» **Stated problem**: Filter the entries below, keeping only lines with the word "this".

● ● ● ●

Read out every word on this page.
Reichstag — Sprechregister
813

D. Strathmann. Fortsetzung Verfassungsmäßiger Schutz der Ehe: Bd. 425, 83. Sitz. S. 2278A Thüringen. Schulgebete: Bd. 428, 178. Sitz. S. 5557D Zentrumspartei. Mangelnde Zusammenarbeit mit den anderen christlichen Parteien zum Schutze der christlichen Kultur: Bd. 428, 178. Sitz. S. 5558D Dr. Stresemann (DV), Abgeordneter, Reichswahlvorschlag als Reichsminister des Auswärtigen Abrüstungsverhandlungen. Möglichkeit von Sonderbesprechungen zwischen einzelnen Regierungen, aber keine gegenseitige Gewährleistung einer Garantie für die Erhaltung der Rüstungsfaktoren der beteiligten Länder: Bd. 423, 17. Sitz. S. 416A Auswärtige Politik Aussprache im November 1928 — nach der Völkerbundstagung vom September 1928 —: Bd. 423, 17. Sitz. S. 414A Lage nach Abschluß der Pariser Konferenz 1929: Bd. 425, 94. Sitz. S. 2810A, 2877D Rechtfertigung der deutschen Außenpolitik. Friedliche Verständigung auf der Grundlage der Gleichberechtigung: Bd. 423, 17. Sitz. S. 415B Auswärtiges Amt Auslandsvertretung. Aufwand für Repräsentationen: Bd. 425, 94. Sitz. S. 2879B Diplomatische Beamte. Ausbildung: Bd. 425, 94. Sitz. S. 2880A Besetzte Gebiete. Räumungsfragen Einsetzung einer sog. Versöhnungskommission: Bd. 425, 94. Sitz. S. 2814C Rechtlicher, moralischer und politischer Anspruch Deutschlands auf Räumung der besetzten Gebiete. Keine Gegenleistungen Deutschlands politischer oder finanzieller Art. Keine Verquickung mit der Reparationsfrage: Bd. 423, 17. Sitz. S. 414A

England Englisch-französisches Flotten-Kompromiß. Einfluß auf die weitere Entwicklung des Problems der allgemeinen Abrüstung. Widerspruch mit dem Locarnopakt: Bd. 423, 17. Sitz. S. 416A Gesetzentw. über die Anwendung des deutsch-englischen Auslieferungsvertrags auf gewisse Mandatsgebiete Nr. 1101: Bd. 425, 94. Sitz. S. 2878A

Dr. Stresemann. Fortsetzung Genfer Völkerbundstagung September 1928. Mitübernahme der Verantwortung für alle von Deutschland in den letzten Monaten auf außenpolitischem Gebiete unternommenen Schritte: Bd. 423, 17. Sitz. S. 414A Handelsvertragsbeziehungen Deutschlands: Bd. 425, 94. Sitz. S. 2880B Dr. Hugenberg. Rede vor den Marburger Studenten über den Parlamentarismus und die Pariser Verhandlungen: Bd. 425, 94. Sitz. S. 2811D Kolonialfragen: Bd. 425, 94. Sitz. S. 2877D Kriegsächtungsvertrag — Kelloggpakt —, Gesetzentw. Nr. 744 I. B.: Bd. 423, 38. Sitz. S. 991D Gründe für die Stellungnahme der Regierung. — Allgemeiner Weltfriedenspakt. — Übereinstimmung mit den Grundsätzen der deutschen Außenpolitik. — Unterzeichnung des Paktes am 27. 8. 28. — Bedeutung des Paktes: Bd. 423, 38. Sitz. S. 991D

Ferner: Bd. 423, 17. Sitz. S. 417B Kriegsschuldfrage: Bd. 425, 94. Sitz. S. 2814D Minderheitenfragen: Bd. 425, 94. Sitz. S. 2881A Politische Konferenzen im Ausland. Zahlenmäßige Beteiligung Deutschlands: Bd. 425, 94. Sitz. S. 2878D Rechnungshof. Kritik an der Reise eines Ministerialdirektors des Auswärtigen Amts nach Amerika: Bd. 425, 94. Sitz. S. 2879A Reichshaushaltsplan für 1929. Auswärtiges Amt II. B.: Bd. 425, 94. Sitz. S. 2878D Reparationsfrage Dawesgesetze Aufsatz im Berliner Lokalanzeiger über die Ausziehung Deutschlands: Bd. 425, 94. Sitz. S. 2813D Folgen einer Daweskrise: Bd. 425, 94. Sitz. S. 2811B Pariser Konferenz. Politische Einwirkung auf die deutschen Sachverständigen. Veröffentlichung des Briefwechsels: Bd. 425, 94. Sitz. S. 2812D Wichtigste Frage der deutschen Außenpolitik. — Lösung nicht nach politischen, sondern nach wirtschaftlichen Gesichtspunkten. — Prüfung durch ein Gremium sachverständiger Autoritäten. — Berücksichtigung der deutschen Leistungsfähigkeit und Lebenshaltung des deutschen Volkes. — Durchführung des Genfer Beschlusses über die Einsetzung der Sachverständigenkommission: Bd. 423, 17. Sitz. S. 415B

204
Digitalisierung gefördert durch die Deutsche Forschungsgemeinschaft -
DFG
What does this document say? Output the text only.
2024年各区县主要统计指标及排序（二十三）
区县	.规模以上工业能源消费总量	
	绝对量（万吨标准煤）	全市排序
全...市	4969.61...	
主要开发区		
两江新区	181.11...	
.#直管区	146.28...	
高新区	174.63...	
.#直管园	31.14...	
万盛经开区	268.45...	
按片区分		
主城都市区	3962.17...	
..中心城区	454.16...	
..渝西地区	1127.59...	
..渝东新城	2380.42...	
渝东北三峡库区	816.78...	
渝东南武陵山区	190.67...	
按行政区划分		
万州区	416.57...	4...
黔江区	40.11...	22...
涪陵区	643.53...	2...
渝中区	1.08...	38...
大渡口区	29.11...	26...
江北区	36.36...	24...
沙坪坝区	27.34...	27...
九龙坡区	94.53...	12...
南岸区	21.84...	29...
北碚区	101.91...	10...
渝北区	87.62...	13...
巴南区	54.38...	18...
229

● ● ● ●

» **Problem solution**:
Read out every word on this page.
What does this document say? Output the text only.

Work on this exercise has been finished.